**Exercise description**: Which lines in the records below contain the word "объектов"? Copy each of them.

**Recorded data**:
** START **
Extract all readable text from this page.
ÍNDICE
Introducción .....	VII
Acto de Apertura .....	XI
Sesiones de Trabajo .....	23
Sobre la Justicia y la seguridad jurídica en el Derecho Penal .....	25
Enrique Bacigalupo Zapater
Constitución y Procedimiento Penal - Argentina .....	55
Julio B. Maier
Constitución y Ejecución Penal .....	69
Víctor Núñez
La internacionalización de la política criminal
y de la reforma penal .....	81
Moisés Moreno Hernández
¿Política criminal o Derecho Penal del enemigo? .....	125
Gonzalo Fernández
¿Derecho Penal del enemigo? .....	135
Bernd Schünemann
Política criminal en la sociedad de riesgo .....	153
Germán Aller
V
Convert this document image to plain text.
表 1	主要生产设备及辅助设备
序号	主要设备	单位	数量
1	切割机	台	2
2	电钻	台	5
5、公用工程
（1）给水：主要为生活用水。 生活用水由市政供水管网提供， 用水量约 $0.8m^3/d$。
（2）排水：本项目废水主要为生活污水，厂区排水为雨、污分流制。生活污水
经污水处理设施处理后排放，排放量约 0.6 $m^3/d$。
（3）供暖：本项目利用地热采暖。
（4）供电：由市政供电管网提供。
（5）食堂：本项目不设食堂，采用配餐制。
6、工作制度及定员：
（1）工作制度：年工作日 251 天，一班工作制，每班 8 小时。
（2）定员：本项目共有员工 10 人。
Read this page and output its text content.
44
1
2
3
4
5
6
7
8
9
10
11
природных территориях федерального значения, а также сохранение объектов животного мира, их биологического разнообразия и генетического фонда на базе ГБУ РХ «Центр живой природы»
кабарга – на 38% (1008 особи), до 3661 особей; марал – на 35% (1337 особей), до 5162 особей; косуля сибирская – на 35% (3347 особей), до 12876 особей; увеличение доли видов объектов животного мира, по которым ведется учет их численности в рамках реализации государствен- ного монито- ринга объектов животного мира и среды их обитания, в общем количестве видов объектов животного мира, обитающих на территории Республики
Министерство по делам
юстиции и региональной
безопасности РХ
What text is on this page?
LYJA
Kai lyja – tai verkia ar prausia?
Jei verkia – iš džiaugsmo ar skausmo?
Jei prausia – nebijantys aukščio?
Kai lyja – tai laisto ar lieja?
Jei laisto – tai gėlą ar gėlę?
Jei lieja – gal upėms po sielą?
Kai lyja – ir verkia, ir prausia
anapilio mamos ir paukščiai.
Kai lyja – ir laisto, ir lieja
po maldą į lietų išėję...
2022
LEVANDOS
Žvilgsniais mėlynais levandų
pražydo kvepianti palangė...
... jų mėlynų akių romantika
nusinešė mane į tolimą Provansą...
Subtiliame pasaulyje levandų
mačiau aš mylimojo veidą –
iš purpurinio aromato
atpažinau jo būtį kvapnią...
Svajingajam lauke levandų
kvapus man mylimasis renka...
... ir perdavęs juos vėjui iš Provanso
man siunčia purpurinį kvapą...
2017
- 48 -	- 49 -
** END **
**Correct answer**:
природных территориях федерального значения, а также сохранение объектов животного мира, их биологического разнообразия и генетического фонда на базе ГБУ РХ «Центр живой природы»
кабарга – на 38% (1008 особи), до 3661 особей; марал – на 35% (1337 особей), до 5162 особей; косуля сибирская – на 35% (3347 особей), до 12876 особей; увеличение доли видов объектов животного мира, по которым ведется учет их численности в рамках реализации государствен- ного монито- ринга объектов животного мира и среды их обитания, в общем количестве видов объектов животного мира, обитающих на территории Республики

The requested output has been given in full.